SHORT PROBLEM -> Your task is to copy each line that has the word "content".

SUPPLIED RECORDS ->

——

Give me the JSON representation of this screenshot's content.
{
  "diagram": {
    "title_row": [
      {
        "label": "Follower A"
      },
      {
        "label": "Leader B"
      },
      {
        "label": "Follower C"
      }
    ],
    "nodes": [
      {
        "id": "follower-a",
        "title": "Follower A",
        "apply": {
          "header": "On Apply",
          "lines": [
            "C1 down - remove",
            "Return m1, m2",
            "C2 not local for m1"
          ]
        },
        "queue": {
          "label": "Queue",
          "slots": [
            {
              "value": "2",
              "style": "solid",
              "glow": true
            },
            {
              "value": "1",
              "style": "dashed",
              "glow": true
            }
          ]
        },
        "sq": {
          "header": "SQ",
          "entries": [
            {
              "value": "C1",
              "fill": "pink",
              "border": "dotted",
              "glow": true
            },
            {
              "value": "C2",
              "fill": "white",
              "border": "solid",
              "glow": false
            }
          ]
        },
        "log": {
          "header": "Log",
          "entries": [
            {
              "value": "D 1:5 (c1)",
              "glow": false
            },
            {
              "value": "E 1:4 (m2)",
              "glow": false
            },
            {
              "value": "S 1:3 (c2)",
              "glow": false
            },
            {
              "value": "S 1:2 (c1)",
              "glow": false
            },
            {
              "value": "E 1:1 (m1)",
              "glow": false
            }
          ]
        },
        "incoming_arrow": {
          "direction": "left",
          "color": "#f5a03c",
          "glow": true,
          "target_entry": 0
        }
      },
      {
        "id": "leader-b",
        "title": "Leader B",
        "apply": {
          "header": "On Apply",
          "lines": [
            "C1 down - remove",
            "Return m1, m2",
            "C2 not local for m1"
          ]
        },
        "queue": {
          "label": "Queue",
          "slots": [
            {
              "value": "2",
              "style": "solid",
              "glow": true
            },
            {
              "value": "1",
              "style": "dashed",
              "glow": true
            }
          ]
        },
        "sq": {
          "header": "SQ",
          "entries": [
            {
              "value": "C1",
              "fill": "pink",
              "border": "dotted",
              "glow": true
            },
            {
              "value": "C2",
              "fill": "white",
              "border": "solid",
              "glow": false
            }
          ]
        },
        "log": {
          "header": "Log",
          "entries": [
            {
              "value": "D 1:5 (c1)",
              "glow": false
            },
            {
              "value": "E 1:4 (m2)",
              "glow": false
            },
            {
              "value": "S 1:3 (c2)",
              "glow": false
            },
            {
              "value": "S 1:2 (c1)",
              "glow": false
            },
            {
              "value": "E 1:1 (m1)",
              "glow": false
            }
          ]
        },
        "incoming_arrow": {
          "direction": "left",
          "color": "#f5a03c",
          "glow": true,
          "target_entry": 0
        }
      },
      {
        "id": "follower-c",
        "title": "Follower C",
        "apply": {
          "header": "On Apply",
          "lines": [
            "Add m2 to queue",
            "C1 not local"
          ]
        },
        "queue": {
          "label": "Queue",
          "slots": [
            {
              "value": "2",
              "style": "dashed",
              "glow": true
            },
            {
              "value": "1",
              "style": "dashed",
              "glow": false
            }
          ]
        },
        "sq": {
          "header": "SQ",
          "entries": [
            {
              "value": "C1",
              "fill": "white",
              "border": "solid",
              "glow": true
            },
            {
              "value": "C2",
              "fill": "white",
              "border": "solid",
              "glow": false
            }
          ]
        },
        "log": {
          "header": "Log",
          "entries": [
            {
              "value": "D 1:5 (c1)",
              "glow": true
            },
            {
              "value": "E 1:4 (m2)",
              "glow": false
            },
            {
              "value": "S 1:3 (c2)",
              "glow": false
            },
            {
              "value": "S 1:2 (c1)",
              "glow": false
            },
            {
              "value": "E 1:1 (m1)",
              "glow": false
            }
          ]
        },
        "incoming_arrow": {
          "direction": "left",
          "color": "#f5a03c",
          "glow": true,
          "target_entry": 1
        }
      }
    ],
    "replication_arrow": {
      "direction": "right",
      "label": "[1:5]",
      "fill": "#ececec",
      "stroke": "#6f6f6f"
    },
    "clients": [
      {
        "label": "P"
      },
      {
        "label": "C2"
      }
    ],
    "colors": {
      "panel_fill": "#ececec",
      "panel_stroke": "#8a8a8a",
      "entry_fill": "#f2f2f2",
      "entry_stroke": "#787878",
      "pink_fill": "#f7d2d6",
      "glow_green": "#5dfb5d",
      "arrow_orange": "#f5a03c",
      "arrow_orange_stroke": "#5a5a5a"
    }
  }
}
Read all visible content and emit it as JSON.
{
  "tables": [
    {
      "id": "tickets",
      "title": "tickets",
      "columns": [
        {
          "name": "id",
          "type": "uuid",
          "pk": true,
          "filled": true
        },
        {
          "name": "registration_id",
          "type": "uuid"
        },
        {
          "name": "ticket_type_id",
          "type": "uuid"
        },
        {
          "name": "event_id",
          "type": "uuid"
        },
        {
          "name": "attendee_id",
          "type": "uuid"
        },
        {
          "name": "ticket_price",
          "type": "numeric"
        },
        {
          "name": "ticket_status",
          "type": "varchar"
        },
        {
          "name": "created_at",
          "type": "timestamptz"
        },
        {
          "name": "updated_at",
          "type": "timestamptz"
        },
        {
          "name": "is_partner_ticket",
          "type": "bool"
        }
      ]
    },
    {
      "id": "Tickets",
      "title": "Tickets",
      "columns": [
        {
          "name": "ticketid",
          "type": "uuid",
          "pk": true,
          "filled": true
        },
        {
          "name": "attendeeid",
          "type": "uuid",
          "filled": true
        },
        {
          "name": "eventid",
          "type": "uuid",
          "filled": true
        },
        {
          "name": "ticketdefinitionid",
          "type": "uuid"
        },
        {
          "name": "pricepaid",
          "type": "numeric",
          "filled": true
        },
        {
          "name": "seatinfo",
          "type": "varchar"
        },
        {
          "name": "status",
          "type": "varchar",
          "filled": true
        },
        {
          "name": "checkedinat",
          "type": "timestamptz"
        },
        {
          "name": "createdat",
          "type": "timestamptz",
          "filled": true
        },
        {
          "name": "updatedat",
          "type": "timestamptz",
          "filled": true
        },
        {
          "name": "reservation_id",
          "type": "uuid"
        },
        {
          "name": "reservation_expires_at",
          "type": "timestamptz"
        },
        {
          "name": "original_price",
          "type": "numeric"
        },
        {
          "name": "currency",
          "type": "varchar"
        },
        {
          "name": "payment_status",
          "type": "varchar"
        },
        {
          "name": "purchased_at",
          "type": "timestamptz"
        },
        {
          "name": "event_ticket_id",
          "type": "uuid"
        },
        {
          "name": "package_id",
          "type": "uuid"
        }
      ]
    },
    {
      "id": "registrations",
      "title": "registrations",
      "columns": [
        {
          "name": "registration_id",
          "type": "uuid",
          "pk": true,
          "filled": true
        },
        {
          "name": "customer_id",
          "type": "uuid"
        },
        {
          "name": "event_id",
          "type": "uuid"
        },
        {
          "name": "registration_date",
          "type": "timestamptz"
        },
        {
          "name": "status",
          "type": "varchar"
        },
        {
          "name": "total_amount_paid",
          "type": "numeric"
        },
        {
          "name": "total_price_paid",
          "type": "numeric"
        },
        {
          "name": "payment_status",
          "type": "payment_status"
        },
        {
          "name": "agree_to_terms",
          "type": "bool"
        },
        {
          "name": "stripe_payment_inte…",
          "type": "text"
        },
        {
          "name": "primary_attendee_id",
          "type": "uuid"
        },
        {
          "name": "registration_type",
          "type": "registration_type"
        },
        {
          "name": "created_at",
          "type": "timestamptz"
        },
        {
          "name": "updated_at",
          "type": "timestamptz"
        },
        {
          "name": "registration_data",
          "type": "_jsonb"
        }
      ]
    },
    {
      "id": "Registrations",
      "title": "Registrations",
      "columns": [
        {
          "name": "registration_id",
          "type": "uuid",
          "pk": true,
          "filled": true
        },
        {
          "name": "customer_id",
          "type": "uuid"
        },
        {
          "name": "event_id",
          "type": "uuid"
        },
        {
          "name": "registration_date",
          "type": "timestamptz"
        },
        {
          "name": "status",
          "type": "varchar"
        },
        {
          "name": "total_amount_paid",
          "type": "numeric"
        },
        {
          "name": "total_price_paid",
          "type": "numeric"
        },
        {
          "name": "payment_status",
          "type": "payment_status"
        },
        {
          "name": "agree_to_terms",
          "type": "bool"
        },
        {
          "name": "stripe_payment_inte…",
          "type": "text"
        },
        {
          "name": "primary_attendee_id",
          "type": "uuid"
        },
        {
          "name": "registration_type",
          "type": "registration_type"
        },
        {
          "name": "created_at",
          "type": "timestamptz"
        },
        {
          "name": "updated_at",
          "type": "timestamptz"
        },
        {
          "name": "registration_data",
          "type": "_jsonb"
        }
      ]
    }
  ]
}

——

WRITTEN ANSWER ->
Give me the JSON representation of this screenshot's content.
Read all visible content and emit it as JSON.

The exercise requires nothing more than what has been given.